EXERCISE INSTRUCTIONS:
Every record should be written out exactly, please.

Start of STORED RECORDS

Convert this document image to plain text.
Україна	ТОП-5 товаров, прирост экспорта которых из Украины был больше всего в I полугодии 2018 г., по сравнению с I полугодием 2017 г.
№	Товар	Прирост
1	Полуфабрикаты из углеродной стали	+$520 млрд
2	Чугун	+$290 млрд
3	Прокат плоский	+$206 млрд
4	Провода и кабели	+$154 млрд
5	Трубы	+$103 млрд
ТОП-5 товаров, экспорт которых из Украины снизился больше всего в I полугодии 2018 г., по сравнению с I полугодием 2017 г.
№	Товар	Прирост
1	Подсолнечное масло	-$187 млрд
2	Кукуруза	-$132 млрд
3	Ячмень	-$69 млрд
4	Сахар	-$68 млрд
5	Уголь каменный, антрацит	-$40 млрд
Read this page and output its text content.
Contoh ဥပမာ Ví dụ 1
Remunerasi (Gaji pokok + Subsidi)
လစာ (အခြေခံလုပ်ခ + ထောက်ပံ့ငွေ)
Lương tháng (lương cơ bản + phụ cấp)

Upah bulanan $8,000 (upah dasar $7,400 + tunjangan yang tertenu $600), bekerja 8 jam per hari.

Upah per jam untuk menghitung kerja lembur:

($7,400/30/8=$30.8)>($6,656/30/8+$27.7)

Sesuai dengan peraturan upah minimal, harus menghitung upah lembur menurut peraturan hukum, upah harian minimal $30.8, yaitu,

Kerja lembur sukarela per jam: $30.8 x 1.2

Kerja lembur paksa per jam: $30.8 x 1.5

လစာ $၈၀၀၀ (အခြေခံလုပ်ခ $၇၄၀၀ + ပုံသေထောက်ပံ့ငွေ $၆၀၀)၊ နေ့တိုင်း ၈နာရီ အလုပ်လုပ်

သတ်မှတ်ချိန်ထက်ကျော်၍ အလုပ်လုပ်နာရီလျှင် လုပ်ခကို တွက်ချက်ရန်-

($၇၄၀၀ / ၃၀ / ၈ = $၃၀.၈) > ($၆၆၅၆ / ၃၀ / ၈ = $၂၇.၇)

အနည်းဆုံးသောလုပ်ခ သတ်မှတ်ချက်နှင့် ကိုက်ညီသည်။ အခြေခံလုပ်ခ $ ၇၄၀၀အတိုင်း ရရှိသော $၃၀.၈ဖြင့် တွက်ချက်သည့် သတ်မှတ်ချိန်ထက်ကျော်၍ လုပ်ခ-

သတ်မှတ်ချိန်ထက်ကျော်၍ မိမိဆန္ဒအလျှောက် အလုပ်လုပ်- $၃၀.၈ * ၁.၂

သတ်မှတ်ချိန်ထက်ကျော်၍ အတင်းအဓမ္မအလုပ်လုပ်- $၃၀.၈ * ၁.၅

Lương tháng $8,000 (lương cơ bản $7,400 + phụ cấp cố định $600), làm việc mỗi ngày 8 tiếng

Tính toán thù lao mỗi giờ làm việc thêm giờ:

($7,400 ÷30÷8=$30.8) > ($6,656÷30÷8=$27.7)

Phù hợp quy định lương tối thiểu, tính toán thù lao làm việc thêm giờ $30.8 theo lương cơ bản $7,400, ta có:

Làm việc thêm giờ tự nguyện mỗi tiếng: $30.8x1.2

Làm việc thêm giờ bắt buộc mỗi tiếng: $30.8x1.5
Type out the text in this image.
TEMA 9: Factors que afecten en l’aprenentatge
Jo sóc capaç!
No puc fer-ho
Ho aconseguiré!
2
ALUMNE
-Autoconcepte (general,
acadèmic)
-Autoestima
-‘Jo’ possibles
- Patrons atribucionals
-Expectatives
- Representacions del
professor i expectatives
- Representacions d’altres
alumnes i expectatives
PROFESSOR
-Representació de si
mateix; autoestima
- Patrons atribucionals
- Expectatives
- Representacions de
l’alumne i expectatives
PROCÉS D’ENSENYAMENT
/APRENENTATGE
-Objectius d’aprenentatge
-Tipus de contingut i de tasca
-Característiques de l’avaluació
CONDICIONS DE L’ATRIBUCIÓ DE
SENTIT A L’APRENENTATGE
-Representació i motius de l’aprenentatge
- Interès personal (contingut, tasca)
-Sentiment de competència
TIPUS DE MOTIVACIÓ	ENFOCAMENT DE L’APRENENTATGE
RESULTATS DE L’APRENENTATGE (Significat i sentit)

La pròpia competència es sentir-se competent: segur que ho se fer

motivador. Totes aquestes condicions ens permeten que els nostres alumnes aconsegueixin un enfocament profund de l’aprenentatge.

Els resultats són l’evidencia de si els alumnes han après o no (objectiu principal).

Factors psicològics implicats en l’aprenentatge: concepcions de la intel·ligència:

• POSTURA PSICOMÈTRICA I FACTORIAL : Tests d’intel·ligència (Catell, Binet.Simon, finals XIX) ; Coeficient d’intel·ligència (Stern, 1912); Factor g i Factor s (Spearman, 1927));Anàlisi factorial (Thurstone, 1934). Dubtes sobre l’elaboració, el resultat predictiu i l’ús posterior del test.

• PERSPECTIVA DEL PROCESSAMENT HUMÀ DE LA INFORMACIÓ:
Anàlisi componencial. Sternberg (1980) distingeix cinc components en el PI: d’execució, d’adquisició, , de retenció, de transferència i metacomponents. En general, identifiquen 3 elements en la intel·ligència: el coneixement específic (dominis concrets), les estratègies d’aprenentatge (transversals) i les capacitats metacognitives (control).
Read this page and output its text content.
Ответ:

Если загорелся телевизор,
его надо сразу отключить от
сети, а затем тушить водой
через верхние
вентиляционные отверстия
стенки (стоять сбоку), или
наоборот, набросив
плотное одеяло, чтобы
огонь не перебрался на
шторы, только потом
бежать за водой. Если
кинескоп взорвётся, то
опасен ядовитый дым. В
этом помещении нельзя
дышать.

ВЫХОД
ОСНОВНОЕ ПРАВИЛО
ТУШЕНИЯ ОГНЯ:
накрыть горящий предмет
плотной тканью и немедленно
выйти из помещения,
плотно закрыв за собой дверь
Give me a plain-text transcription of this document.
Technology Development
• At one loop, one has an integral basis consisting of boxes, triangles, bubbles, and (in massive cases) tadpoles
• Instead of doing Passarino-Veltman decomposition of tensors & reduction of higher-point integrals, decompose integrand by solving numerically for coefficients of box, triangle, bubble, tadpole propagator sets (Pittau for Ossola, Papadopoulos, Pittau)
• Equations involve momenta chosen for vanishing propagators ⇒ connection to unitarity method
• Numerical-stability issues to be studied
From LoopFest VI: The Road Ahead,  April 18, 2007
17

End of STORED RECORDS

RESPONSE TO THIS EXERCISE:
Convert this document image to plain text.
Україна	ТОП-5 товаров, прирост экспорта которых из Украины был больше всего в I полугодии 2018 г., по сравнению с I полугодием 2017 г.
№	Товар	Прирост
1	Полуфабрикаты из углеродной стали	+$520 млрд
2	Чугун	+$290 млрд
3	Прокат плоский	+$206 млрд
4	Провода и кабели	+$154 млрд
5	Трубы	+$103 млрд
ТОП-5 товаров, экспорт которых из Украины снизился больше всего в I полугодии 2018 г., по сравнению с I полугодием 2017 г.
№	Товар	Прирост
1	Подсолнечное масло	-$187 млрд
2	Кукуруза	-$132 млрд
3	Ячмень	-$69 млрд
4	Сахар	-$68 млрд
5	Уголь каменный, антрацит	-$40 млрд
Read this page and output its text content.
Contoh ဥပမာ Ví dụ 1
Remunerasi (Gaji pokok + Subsidi)
လစာ (အခြေခံလုပ်ခ + ထောက်ပံ့ငွေ)
Lương tháng (lương cơ bản + phụ cấp)

Upah bulanan $8,000 (upah dasar $7,400 + tunjangan yang tertenu $600), bekerja 8 jam per hari.

Upah per jam untuk menghitung kerja lembur:

($7,400/30/8=$30.8)>($6,656/30/8+$27.7)

Sesuai dengan peraturan upah minimal, harus menghitung upah lembur menurut peraturan hukum, upah harian minimal $30.8, yaitu,

Kerja lembur sukarela per jam: $30.8 x 1.2

Kerja lembur paksa per jam: $30.8 x 1.5

လစာ $၈၀၀၀ (အခြေခံလုပ်ခ $၇၄၀၀ + ပုံသေထောက်ပံ့ငွေ $၆၀၀)၊ နေ့တိုင်း ၈နာရီ အလုပ်လုပ်

သတ်မှတ်ချိန်ထက်ကျော်၍ အလုပ်လုပ်နာရီလျှင် လုပ်ခကို တွက်ချက်ရန်-

($၇၄၀၀ / ၃၀ / ၈ = $၃၀.၈) > ($၆၆၅၆ / ၃၀ / ၈ = $၂၇.၇)

အနည်းဆုံးသောလုပ်ခ သတ်မှတ်ချက်နှင့် ကိုက်ညီသည်။ အခြေခံလုပ်ခ $ ၇၄၀၀အတိုင်း ရရှိသော $၃၀.၈ဖြင့် တွက်ချက်သည့် သတ်မှတ်ချိန်ထက်ကျော်၍ လုပ်ခ-

သတ်မှတ်ချိန်ထက်ကျော်၍ မိမိဆန္ဒအလျှောက် အလုပ်လုပ်- $၃၀.၈ * ၁.၂

သတ်မှတ်ချိန်ထက်ကျော်၍ အတင်းအဓမ္မအလုပ်လုပ်- $၃၀.၈ * ၁.၅

Lương tháng $8,000 (lương cơ bản $7,400 + phụ cấp cố định $600), làm việc mỗi ngày 8 tiếng

Tính toán thù lao mỗi giờ làm việc thêm giờ:

($7,400 ÷30÷8=$30.8) > ($6,656÷30÷8=$27.7)

Phù hợp quy định lương tối thiểu, tính toán thù lao làm việc thêm giờ $30.8 theo lương cơ bản $7,400, ta có:

Làm việc thêm giờ tự nguyện mỗi tiếng: $30.8x1.2

Làm việc thêm giờ bắt buộc mỗi tiếng: $30.8x1.5
Type out the text in this image.
TEMA 9: Factors que afecten en l’aprenentatge
Jo sóc capaç!
No puc fer-ho
Ho aconseguiré!
2
ALUMNE
-Autoconcepte (general,
acadèmic)
-Autoestima
-‘Jo’ possibles
- Patrons atribucionals
-Expectatives
- Representacions del
professor i expectatives
- Representacions d’altres
alumnes i expectatives
PROFESSOR
-Representació de si
mateix; autoestima
- Patrons atribucionals
- Expectatives
- Representacions de
l’alumne i expectatives
PROCÉS D’ENSENYAMENT
/APRENENTATGE
-Objectius d’aprenentatge
-Tipus de contingut i de tasca
-Característiques de l’avaluació
CONDICIONS DE L’ATRIBUCIÓ DE
SENTIT A L’APRENENTATGE
-Representació i motius de l’aprenentatge
- Interès personal (contingut, tasca)
-Sentiment de competència
TIPUS DE MOTIVACIÓ	ENFOCAMENT DE L’APRENENTATGE
RESULTATS DE L’APRENENTATGE (Significat i sentit)

La pròpia competència es sentir-se competent: segur que ho se fer

motivador. Totes aquestes condicions ens permeten que els nostres alumnes aconsegueixin un enfocament profund de l’aprenentatge.

Els resultats són l’evidencia de si els alumnes han après o no (objectiu principal).

Factors psicològics implicats en l’aprenentatge: concepcions de la intel·ligència:

• POSTURA PSICOMÈTRICA I FACTORIAL : Tests d’intel·ligència (Catell, Binet.Simon, finals XIX) ; Coeficient d’intel·ligència (Stern, 1912); Factor g i Factor s (Spearman, 1927));Anàlisi factorial (Thurstone, 1934). Dubtes sobre l’elaboració, el resultat predictiu i l’ús posterior del test.

• PERSPECTIVA DEL PROCESSAMENT HUMÀ DE LA INFORMACIÓ:
Anàlisi componencial. Sternberg (1980) distingeix cinc components en el PI: d’execució, d’adquisició, , de retenció, de transferència i metacomponents. En general, identifiquen 3 elements en la intel·ligència: el coneixement específic (dominis concrets), les estratègies d’aprenentatge (transversals) i les capacitats metacognitives (control).
Read this page and output its text content.
Ответ:

Если загорелся телевизор,
его надо сразу отключить от
сети, а затем тушить водой
через верхние
вентиляционные отверстия
стенки (стоять сбоку), или
наоборот, набросив
плотное одеяло, чтобы
огонь не перебрался на
шторы, только потом
бежать за водой. Если
кинескоп взорвётся, то
опасен ядовитый дым. В
этом помещении нельзя
дышать.

ВЫХОД
ОСНОВНОЕ ПРАВИЛО
ТУШЕНИЯ ОГНЯ:
накрыть горящий предмет
плотной тканью и немедленно
выйти из помещения,
плотно закрыв за собой дверь
Give me a plain-text transcription of this document.
Technology Development
• At one loop, one has an integral basis consisting of boxes, triangles, bubbles, and (in massive cases) tadpoles
• Instead of doing Passarino-Veltman decomposition of tensors & reduction of higher-point integrals, decompose integrand by solving numerically for coefficients of box, triangle, bubble, tadpole propagator sets (Pittau for Ossola, Papadopoulos, Pittau)
• Equations involve momenta chosen for vanishing propagators ⇒ connection to unitarity method
• Numerical-stability issues to be studied
From LoopFest VI: The Road Ahead,  April 18, 2007
17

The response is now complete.